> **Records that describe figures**

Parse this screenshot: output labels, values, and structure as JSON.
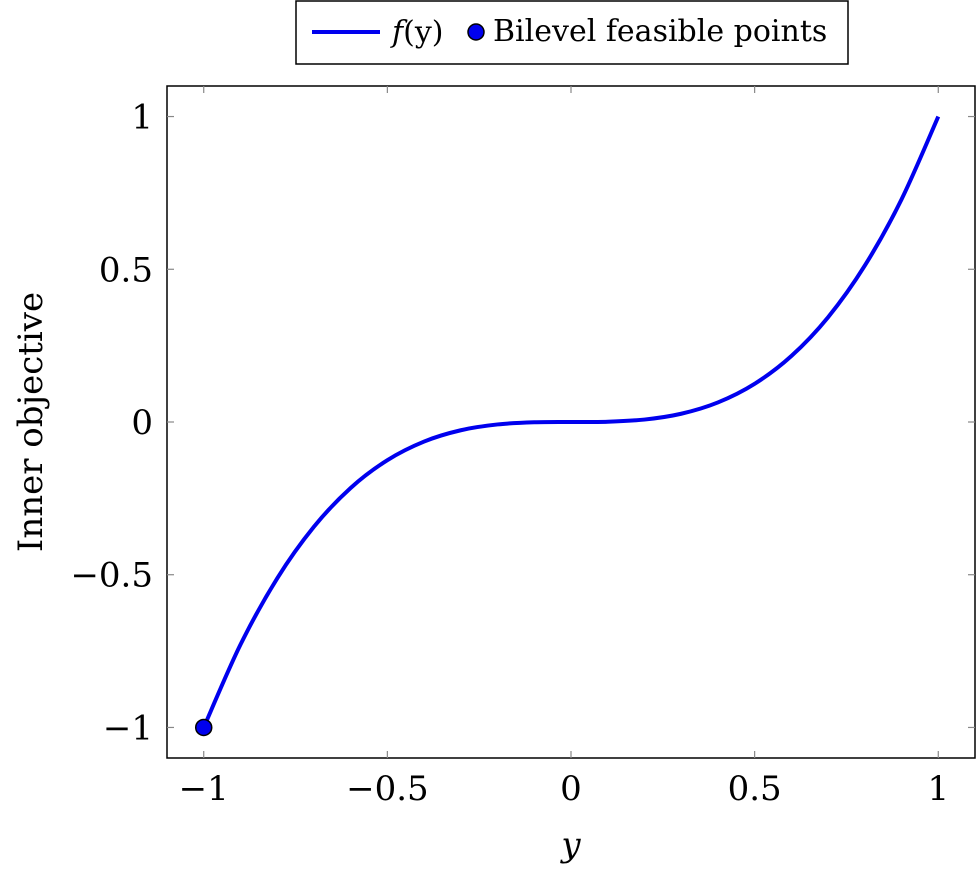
{
  "chart_data": {
    "type": "line",
    "xlabel": "y",
    "ylabel": "Inner objective",
    "xlim": [
      -1.1,
      1.1
    ],
    "ylim": [
      -1.1,
      1.1
    ],
    "x_ticks": [
      -1,
      -0.5,
      0,
      0.5,
      1
    ],
    "y_ticks": [
      -1,
      -0.5,
      0,
      0.5,
      1
    ],
    "x_tick_labels": [
      "−1",
      "−0.5",
      "0",
      "0.5",
      "1"
    ],
    "y_tick_labels": [
      "−1",
      "−0.5",
      "0",
      "0.5",
      "1"
    ],
    "grid": false,
    "legend_position": "top-center, above plot",
    "series": [
      {
        "name": "f(y)",
        "kind": "line",
        "color": "#0000ee",
        "x": [
          -1,
          -0.9,
          -0.8,
          -0.7,
          -0.6,
          -0.5,
          -0.4,
          -0.3,
          -0.2,
          -0.1,
          0,
          0.1,
          0.2,
          0.3,
          0.4,
          0.5,
          0.6,
          0.7,
          0.8,
          0.9,
          1
        ],
        "y": [
          -1,
          -0.729,
          -0.512,
          -0.343,
          -0.216,
          -0.125,
          -0.064,
          -0.027,
          -0.008,
          -0.001,
          0,
          0.001,
          0.008,
          0.027,
          0.064,
          0.125,
          0.216,
          0.343,
          0.512,
          0.729,
          1
        ]
      },
      {
        "name": "Bilevel feasible points",
        "kind": "scatter",
        "color": "#0000ee",
        "x": [
          -1
        ],
        "y": [
          -1
        ]
      }
    ],
    "legend": {
      "line_label_func": "f",
      "line_label_arg": "(y)",
      "marker_label": "Bilevel feasible points"
    }
  }
}
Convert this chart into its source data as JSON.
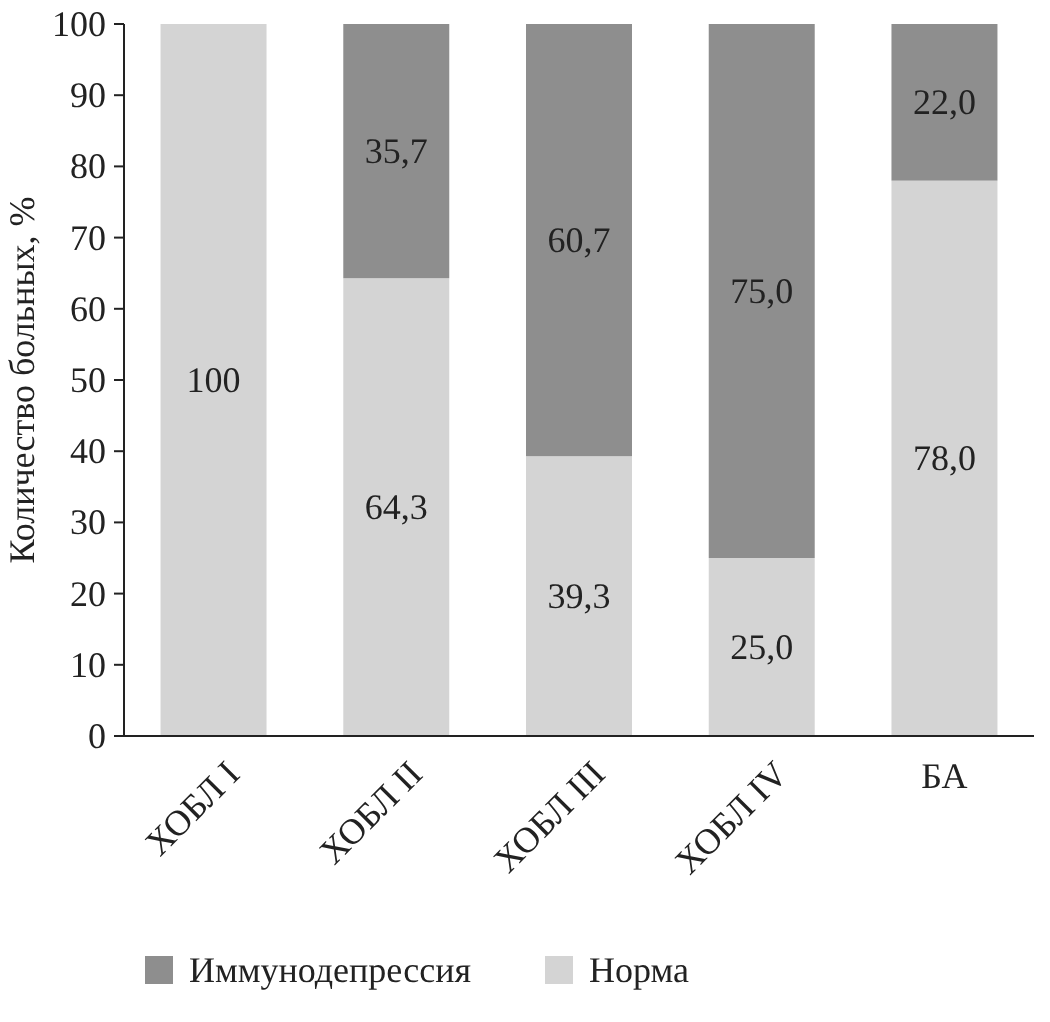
{
  "chart_data": {
    "type": "bar",
    "stacked": true,
    "ylabel": "Количество больных, %",
    "categories": [
      "ХОБЛ I",
      "ХОБЛ II",
      "ХОБЛ III",
      "ХОБЛ IV",
      "БА"
    ],
    "series": [
      {
        "name": "Норма",
        "color": "#d4d4d4",
        "values": [
          100,
          64.3,
          39.3,
          25.0,
          78.0
        ],
        "value_labels": [
          "100",
          "64,3",
          "39,3",
          "25,0",
          "78,0"
        ]
      },
      {
        "name": "Иммунодепрессия",
        "color": "#8e8e8e",
        "values": [
          0,
          35.7,
          60.7,
          75.0,
          22.0
        ],
        "value_labels": [
          null,
          "35,7",
          "60,7",
          "75,0",
          "22,0"
        ]
      }
    ],
    "ylim": [
      0,
      100
    ],
    "yticks": [
      0,
      10,
      20,
      30,
      40,
      50,
      60,
      70,
      80,
      90,
      100
    ],
    "grid": false,
    "legend": "bottom"
  }
}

> **OBJECTIVE**
Copy every line of the data that holds the string "feasible".

> **RESULT FOR THIS TASK**
        "name": "Bilevel feasible points",
      "marker_label": "Bilevel feasible points"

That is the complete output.